▶ _What you have to do_
Note each line where "nette" appears, and copy it.

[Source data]
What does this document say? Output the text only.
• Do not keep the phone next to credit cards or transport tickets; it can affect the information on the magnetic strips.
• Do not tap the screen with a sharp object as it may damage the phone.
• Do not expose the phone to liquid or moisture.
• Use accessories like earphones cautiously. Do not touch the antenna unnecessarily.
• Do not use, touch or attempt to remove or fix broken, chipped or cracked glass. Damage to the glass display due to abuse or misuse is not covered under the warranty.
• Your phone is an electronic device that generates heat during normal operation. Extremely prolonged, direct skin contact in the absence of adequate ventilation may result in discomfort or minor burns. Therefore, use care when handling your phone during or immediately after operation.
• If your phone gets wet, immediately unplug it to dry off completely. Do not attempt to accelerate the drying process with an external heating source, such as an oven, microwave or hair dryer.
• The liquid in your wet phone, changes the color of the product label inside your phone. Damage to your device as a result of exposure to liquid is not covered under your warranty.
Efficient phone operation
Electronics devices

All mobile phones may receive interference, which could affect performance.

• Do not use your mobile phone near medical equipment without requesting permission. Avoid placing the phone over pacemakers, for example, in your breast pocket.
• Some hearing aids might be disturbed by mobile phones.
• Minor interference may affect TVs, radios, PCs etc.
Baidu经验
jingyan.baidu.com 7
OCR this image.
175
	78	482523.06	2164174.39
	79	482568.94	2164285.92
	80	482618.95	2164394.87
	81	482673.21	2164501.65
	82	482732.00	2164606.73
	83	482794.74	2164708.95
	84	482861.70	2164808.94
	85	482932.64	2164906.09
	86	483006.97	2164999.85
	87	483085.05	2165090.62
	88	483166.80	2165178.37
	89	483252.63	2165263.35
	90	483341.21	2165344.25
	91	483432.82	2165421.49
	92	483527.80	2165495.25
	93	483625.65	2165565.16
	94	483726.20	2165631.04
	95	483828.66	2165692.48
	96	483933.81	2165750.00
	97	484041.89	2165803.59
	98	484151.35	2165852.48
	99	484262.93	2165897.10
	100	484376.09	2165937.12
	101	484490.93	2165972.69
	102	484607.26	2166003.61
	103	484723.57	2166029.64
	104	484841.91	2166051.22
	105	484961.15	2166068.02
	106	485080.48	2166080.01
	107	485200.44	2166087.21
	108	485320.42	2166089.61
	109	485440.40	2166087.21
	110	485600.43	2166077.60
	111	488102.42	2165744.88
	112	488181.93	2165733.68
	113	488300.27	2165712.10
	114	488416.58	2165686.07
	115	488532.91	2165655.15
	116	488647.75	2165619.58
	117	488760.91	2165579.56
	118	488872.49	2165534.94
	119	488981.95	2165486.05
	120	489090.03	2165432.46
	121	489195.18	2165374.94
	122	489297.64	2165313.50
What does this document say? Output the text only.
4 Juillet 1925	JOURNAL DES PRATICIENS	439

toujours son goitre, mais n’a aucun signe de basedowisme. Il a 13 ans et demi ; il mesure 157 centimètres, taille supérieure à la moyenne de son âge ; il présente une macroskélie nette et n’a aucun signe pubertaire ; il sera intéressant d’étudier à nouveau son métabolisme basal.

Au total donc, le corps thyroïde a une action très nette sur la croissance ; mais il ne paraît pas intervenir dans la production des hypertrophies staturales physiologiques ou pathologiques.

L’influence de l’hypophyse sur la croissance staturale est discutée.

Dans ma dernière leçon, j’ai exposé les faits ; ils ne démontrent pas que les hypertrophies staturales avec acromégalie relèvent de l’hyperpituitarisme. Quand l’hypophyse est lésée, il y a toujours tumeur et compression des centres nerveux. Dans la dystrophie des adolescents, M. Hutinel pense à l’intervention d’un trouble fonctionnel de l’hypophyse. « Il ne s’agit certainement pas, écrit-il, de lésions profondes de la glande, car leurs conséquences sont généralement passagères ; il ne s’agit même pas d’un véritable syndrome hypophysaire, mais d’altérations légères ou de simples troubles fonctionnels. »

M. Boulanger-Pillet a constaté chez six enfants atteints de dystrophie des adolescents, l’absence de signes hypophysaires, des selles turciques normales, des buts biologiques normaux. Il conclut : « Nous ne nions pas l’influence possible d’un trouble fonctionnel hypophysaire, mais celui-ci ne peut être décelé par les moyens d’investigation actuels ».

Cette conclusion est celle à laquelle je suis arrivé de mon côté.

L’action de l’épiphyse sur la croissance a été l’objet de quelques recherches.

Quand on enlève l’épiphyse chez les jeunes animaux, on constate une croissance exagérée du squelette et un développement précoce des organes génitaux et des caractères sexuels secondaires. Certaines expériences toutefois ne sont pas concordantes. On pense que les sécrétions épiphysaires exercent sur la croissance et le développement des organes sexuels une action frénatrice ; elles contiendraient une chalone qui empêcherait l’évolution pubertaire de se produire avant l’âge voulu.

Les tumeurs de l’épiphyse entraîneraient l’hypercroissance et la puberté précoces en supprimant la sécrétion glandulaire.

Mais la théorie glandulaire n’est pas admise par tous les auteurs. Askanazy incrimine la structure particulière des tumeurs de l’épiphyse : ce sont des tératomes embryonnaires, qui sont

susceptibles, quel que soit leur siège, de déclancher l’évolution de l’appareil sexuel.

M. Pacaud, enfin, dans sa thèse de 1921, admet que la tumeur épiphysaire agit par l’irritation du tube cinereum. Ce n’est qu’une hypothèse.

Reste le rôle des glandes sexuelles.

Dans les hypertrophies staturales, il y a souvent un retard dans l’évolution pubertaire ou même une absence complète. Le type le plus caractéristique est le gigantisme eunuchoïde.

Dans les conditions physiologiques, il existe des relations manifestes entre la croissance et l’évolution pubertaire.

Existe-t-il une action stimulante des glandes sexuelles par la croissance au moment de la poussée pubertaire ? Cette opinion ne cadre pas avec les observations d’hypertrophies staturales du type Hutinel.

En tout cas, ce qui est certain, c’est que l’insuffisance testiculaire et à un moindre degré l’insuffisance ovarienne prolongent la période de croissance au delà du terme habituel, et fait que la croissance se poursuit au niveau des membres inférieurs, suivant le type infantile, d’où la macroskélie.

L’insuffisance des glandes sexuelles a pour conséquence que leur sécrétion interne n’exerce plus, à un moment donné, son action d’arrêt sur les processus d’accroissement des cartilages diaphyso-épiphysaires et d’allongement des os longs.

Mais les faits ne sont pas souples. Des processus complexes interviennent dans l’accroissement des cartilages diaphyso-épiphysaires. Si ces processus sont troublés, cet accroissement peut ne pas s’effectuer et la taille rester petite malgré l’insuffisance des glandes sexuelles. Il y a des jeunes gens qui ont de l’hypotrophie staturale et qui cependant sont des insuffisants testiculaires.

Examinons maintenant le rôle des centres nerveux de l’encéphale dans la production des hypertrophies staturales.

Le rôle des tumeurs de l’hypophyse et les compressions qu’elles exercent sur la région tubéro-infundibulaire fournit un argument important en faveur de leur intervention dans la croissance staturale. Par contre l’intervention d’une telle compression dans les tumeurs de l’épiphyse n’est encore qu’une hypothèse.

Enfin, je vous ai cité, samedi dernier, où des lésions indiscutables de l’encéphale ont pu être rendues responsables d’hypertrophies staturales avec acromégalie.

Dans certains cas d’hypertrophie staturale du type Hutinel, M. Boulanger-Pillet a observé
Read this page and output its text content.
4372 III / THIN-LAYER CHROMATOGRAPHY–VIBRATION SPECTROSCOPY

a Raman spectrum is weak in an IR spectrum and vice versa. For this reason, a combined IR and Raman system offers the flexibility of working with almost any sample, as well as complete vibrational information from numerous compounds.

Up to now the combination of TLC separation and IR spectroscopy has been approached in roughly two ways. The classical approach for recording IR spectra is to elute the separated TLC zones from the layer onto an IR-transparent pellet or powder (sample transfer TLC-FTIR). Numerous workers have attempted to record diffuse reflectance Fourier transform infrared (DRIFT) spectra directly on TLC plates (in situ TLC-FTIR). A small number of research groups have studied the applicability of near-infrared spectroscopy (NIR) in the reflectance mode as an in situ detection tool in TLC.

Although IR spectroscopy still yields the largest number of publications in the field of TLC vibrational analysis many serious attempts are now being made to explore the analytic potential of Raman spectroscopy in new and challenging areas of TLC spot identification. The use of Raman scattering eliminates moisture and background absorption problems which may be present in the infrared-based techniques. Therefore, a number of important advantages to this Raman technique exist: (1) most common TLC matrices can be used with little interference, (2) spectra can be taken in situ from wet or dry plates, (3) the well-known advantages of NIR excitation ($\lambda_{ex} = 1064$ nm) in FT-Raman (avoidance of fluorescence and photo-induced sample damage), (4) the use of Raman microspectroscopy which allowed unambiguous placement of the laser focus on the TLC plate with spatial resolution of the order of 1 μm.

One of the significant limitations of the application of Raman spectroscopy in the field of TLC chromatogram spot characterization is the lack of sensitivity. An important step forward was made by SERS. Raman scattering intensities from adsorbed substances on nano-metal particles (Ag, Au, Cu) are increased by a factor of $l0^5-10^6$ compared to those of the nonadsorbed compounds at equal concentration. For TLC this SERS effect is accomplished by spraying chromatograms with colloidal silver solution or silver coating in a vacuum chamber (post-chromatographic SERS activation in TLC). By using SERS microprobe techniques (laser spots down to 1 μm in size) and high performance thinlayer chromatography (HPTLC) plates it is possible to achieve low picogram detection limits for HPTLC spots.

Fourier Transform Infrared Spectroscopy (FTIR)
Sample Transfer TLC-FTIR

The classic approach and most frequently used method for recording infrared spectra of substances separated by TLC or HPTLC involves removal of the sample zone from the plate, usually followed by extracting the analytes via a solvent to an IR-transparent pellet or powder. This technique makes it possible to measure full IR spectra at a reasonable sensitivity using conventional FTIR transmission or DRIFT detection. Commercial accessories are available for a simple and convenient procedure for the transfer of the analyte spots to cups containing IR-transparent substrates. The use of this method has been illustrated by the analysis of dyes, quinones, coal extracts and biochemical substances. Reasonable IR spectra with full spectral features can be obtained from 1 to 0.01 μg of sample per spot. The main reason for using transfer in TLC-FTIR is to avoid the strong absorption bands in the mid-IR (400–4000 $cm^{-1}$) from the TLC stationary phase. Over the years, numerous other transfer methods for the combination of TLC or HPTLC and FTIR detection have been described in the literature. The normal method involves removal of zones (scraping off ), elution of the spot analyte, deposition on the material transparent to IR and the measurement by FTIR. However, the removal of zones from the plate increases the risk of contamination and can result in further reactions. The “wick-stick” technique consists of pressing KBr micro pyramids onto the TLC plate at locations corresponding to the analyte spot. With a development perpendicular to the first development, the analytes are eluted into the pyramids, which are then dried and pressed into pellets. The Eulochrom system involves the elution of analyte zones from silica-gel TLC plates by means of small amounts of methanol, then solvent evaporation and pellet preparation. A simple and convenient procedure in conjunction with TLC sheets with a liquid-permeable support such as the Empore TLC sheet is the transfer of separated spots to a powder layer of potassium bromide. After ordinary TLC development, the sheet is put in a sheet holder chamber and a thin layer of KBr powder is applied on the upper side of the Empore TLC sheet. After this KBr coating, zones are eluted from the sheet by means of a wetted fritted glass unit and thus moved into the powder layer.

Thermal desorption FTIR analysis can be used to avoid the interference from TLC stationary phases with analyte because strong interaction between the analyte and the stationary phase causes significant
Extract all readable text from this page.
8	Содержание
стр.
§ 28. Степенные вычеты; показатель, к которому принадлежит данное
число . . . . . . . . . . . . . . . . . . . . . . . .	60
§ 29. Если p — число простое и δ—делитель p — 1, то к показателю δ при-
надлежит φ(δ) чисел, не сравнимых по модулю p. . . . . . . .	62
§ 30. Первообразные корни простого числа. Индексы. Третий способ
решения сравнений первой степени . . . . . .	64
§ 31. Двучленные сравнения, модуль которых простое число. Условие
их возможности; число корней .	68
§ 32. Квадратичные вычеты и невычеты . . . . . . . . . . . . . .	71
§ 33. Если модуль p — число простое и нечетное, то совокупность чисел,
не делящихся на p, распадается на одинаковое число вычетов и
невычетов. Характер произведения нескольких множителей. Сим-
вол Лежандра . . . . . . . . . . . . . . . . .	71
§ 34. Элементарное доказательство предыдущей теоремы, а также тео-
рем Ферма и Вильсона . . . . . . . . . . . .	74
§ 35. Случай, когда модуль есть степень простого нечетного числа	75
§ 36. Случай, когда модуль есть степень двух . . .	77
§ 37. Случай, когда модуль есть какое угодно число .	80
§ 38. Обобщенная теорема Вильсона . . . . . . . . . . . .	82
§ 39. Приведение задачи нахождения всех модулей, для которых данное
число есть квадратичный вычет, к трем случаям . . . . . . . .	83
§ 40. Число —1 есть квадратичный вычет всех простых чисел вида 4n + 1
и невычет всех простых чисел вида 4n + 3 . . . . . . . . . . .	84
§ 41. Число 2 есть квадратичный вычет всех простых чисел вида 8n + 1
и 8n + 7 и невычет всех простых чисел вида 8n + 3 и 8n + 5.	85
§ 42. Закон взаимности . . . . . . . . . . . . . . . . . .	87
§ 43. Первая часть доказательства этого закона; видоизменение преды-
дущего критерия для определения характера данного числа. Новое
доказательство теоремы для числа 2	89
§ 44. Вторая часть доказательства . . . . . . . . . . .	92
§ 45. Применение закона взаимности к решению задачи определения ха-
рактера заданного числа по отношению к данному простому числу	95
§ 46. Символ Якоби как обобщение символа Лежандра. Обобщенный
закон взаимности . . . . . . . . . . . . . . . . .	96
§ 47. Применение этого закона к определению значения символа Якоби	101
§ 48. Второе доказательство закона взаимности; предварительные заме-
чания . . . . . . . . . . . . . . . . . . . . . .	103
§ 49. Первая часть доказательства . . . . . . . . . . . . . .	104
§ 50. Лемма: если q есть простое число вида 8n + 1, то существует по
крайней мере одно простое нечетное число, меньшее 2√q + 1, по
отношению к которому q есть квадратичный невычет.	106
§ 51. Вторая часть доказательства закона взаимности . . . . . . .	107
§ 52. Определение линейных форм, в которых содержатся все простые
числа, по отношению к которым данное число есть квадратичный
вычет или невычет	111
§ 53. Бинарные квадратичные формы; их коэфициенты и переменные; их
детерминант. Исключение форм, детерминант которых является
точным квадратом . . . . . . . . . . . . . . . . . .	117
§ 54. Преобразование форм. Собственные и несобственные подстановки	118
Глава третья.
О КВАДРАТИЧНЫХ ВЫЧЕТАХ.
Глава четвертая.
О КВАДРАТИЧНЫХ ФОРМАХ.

▶ _Result for this exercise_
toujours son goitre, mais n’a aucun signe de basedowisme. Il a 13 ans et demi ; il mesure 157 centimètres, taille supérieure à la moyenne de son âge ; il présente une macroskélie nette et n’a aucun signe pubertaire ; il sera intéressant d’étudier à nouveau son métabolisme basal.
Au total donc, le corps thyroïde a une action très nette sur la croissance ; mais il ne paraît pas intervenir dans la production des hypertrophies staturales physiologiques ou pathologiques.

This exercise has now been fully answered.